EXERCISE REQUIREMENTS:
Give the data again exactly as written, skipping any pictures.

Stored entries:
◇ ◇ ◇ ◇

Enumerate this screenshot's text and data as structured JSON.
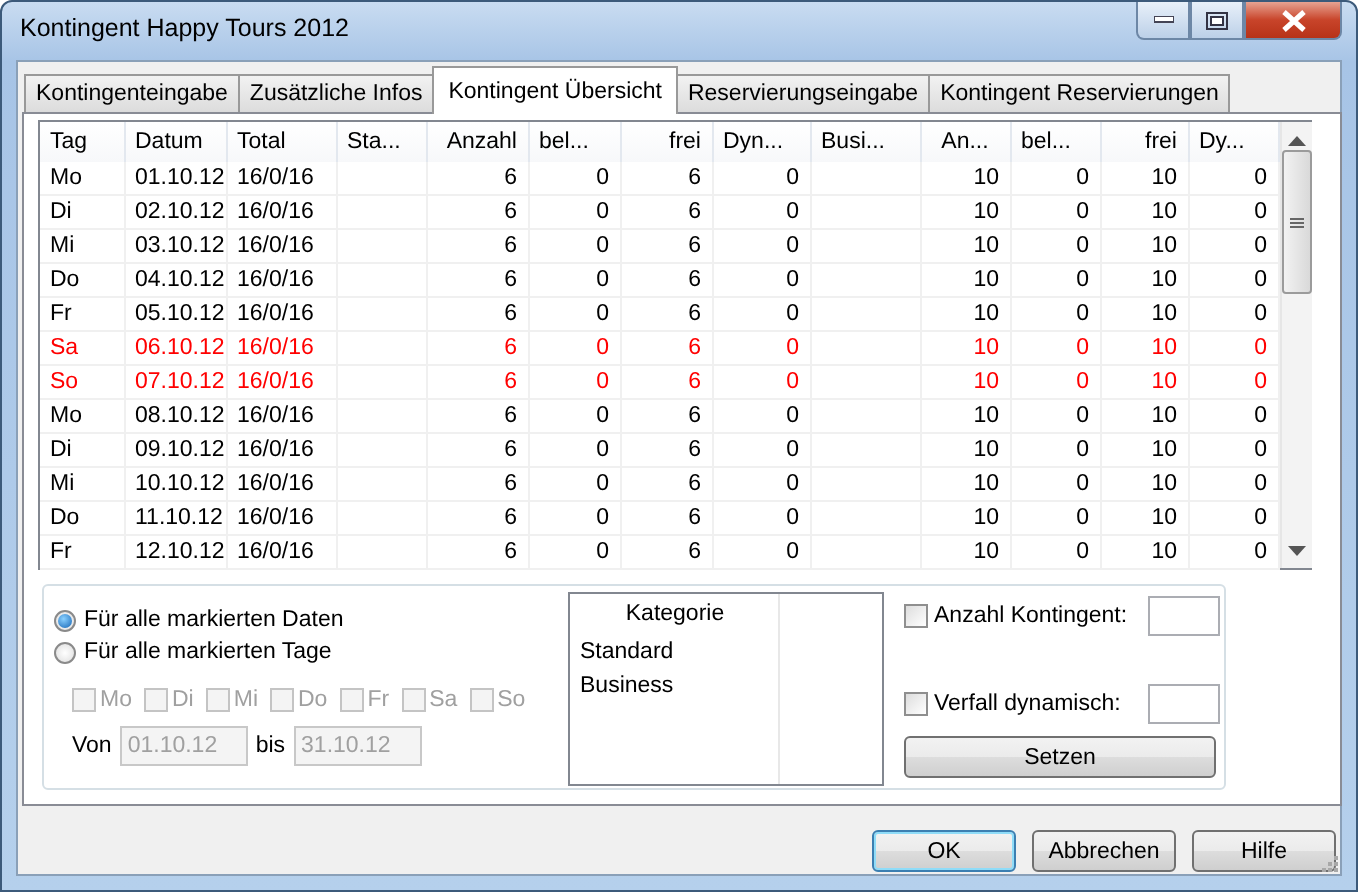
{
  "window": {
    "title": "Kontingent Happy Tours 2012"
  },
  "tabs": [
    {
      "label": "Kontingenteingabe",
      "selected": false
    },
    {
      "label": "Zusätzliche Infos",
      "selected": false
    },
    {
      "label": "Kontingent Übersicht",
      "selected": true
    },
    {
      "label": "Reservierungseingabe",
      "selected": false
    },
    {
      "label": "Kontingent Reservierungen",
      "selected": false
    }
  ],
  "grid": {
    "columns": [
      "Tag",
      "Datum",
      "Total",
      "Sta...",
      "Anzahl",
      "bel...",
      "frei",
      "Dyn...",
      "Busi...",
      "An...",
      "bel...",
      "frei",
      "Dy..."
    ],
    "rows": [
      {
        "highlighted": false,
        "cells": [
          "Mo",
          "01.10.12",
          "16/0/16",
          null,
          "6",
          "0",
          "6",
          "0",
          null,
          "10",
          "0",
          "10",
          "0"
        ]
      },
      {
        "highlighted": false,
        "cells": [
          "Di",
          "02.10.12",
          "16/0/16",
          null,
          "6",
          "0",
          "6",
          "0",
          null,
          "10",
          "0",
          "10",
          "0"
        ]
      },
      {
        "highlighted": false,
        "cells": [
          "Mi",
          "03.10.12",
          "16/0/16",
          null,
          "6",
          "0",
          "6",
          "0",
          null,
          "10",
          "0",
          "10",
          "0"
        ]
      },
      {
        "highlighted": false,
        "cells": [
          "Do",
          "04.10.12",
          "16/0/16",
          null,
          "6",
          "0",
          "6",
          "0",
          null,
          "10",
          "0",
          "10",
          "0"
        ]
      },
      {
        "highlighted": false,
        "cells": [
          "Fr",
          "05.10.12",
          "16/0/16",
          null,
          "6",
          "0",
          "6",
          "0",
          null,
          "10",
          "0",
          "10",
          "0"
        ]
      },
      {
        "highlighted": true,
        "cells": [
          "Sa",
          "06.10.12",
          "16/0/16",
          null,
          "6",
          "0",
          "6",
          "0",
          null,
          "10",
          "0",
          "10",
          "0"
        ]
      },
      {
        "highlighted": true,
        "cells": [
          "So",
          "07.10.12",
          "16/0/16",
          null,
          "6",
          "0",
          "6",
          "0",
          null,
          "10",
          "0",
          "10",
          "0"
        ]
      },
      {
        "highlighted": false,
        "cells": [
          "Mo",
          "08.10.12",
          "16/0/16",
          null,
          "6",
          "0",
          "6",
          "0",
          null,
          "10",
          "0",
          "10",
          "0"
        ]
      },
      {
        "highlighted": false,
        "cells": [
          "Di",
          "09.10.12",
          "16/0/16",
          null,
          "6",
          "0",
          "6",
          "0",
          null,
          "10",
          "0",
          "10",
          "0"
        ]
      },
      {
        "highlighted": false,
        "cells": [
          "Mi",
          "10.10.12",
          "16/0/16",
          null,
          "6",
          "0",
          "6",
          "0",
          null,
          "10",
          "0",
          "10",
          "0"
        ]
      },
      {
        "highlighted": false,
        "cells": [
          "Do",
          "11.10.12",
          "16/0/16",
          null,
          "6",
          "0",
          "6",
          "0",
          null,
          "10",
          "0",
          "10",
          "0"
        ]
      },
      {
        "highlighted": false,
        "cells": [
          "Fr",
          "12.10.12",
          "16/0/16",
          null,
          "6",
          "0",
          "6",
          "0",
          null,
          "10",
          "0",
          "10",
          "0"
        ]
      }
    ]
  },
  "options": {
    "radios": [
      {
        "label": "Für alle markierten Daten",
        "selected": true
      },
      {
        "label": "Für alle markierten Tage",
        "selected": false
      }
    ],
    "days": [
      {
        "label": "Mo",
        "checked": false,
        "disabled": true
      },
      {
        "label": "Di",
        "checked": false,
        "disabled": true
      },
      {
        "label": "Mi",
        "checked": false,
        "disabled": true
      },
      {
        "label": "Do",
        "checked": false,
        "disabled": true
      },
      {
        "label": "Fr",
        "checked": false,
        "disabled": true
      },
      {
        "label": "Sa",
        "checked": false,
        "disabled": true
      },
      {
        "label": "So",
        "checked": false,
        "disabled": true
      }
    ],
    "from_label": "Von",
    "from": {
      "value": "01.10.12",
      "disabled": true
    },
    "to_label": "bis",
    "to": {
      "value": "31.10.12",
      "disabled": true
    }
  },
  "categories": {
    "column": "Kategorie",
    "items": [
      "Standard",
      "Business"
    ]
  },
  "settings": {
    "checks": [
      {
        "label": "Anzahl Kontingent:",
        "checked": false
      },
      {
        "label": "Verfall dynamisch:",
        "checked": false
      }
    ],
    "apply_button": "Setzen"
  },
  "buttons": [
    "OK",
    "Abbrechen",
    "Hilfe"
  ]
}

◇ ◇ ◇ ◇

SOLUTION FOR THIS PROBLEM:
Enumerate this screenshot's text and data as structured JSON.
{
  "window": {
    "title": "Kontingent Happy Tours 2012"
  },
  "tabs": [
    {
      "label": "Kontingenteingabe",
      "selected": false
    },
    {
      "label": "Zusätzliche Infos",
      "selected": false
    },
    {
      "label": "Kontingent Übersicht",
      "selected": true
    },
    {
      "label": "Reservierungseingabe",
      "selected": false
    },
    {
      "label": "Kontingent Reservierungen",
      "selected": false
    }
  ],
  "grid": {
    "columns": [
      "Tag",
      "Datum",
      "Total",
      "Sta...",
      "Anzahl",
      "bel...",
      "frei",
      "Dyn...",
      "Busi...",
      "An...",
      "bel...",
      "frei",
      "Dy..."
    ],
    "rows": [
      {
        "highlighted": false,
        "cells": [
          "Mo",
          "01.10.12",
          "16/0/16",
          null,
          "6",
          "0",
          "6",
          "0",
          null,
          "10",
          "0",
          "10",
          "0"
        ]
      },
      {
        "highlighted": false,
        "cells": [
          "Di",
          "02.10.12",
          "16/0/16",
          null,
          "6",
          "0",
          "6",
          "0",
          null,
          "10",
          "0",
          "10",
          "0"
        ]
      },
      {
        "highlighted": false,
        "cells": [
          "Mi",
          "03.10.12",
          "16/0/16",
          null,
          "6",
          "0",
          "6",
          "0",
          null,
          "10",
          "0",
          "10",
          "0"
        ]
      },
      {
        "highlighted": false,
        "cells": [
          "Do",
          "04.10.12",
          "16/0/16",
          null,
          "6",
          "0",
          "6",
          "0",
          null,
          "10",
          "0",
          "10",
          "0"
        ]
      },
      {
        "highlighted": false,
        "cells": [
          "Fr",
          "05.10.12",
          "16/0/16",
          null,
          "6",
          "0",
          "6",
          "0",
          null,
          "10",
          "0",
          "10",
          "0"
        ]
      },
      {
        "highlighted": true,
        "cells": [
          "Sa",
          "06.10.12",
          "16/0/16",
          null,
          "6",
          "0",
          "6",
          "0",
          null,
          "10",
          "0",
          "10",
          "0"
        ]
      },
      {
        "highlighted": true,
        "cells": [
          "So",
          "07.10.12",
          "16/0/16",
          null,
          "6",
          "0",
          "6",
          "0",
          null,
          "10",
          "0",
          "10",
          "0"
        ]
      },
      {
        "highlighted": false,
        "cells": [
          "Mo",
          "08.10.12",
          "16/0/16",
          null,
          "6",
          "0",
          "6",
          "0",
          null,
          "10",
          "0",
          "10",
          "0"
        ]
      },
      {
        "highlighted": false,
        "cells": [
          "Di",
          "09.10.12",
          "16/0/16",
          null,
          "6",
          "0",
          "6",
          "0",
          null,
          "10",
          "0",
          "10",
          "0"
        ]
      },
      {
        "highlighted": false,
        "cells": [
          "Mi",
          "10.10.12",
          "16/0/16",
          null,
          "6",
          "0",
          "6",
          "0",
          null,
          "10",
          "0",
          "10",
          "0"
        ]
      },
      {
        "highlighted": false,
        "cells": [
          "Do",
          "11.10.12",
          "16/0/16",
          null,
          "6",
          "0",
          "6",
          "0",
          null,
          "10",
          "0",
          "10",
          "0"
        ]
      },
      {
        "highlighted": false,
        "cells": [
          "Fr",
          "12.10.12",
          "16/0/16",
          null,
          "6",
          "0",
          "6",
          "0",
          null,
          "10",
          "0",
          "10",
          "0"
        ]
      }
    ]
  },
  "options": {
    "radios": [
      {
        "label": "Für alle markierten Daten",
        "selected": true
      },
      {
        "label": "Für alle markierten Tage",
        "selected": false
      }
    ],
    "days": [
      {
        "label": "Mo",
        "checked": false,
        "disabled": true
      },
      {
        "label": "Di",
        "checked": false,
        "disabled": true
      },
      {
        "label": "Mi",
        "checked": false,
        "disabled": true
      },
      {
        "label": "Do",
        "checked": false,
        "disabled": true
      },
      {
        "label": "Fr",
        "checked": false,
        "disabled": true
      },
      {
        "label": "Sa",
        "checked": false,
        "disabled": true
      },
      {
        "label": "So",
        "checked": false,
        "disabled": true
      }
    ],
    "from_label": "Von",
    "from": {
      "value": "01.10.12",
      "disabled": true
    },
    "to_label": "bis",
    "to": {
      "value": "31.10.12",
      "disabled": true
    }
  },
  "categories": {
    "column": "Kategorie",
    "items": [
      "Standard",
      "Business"
    ]
  },
  "settings": {
    "checks": [
      {
        "label": "Anzahl Kontingent:",
        "checked": false
      },
      {
        "label": "Verfall dynamisch:",
        "checked": false
      }
    ],
    "apply_button": "Setzen"
  },
  "buttons": [
    "OK",
    "Abbrechen",
    "Hilfe"
  ]
}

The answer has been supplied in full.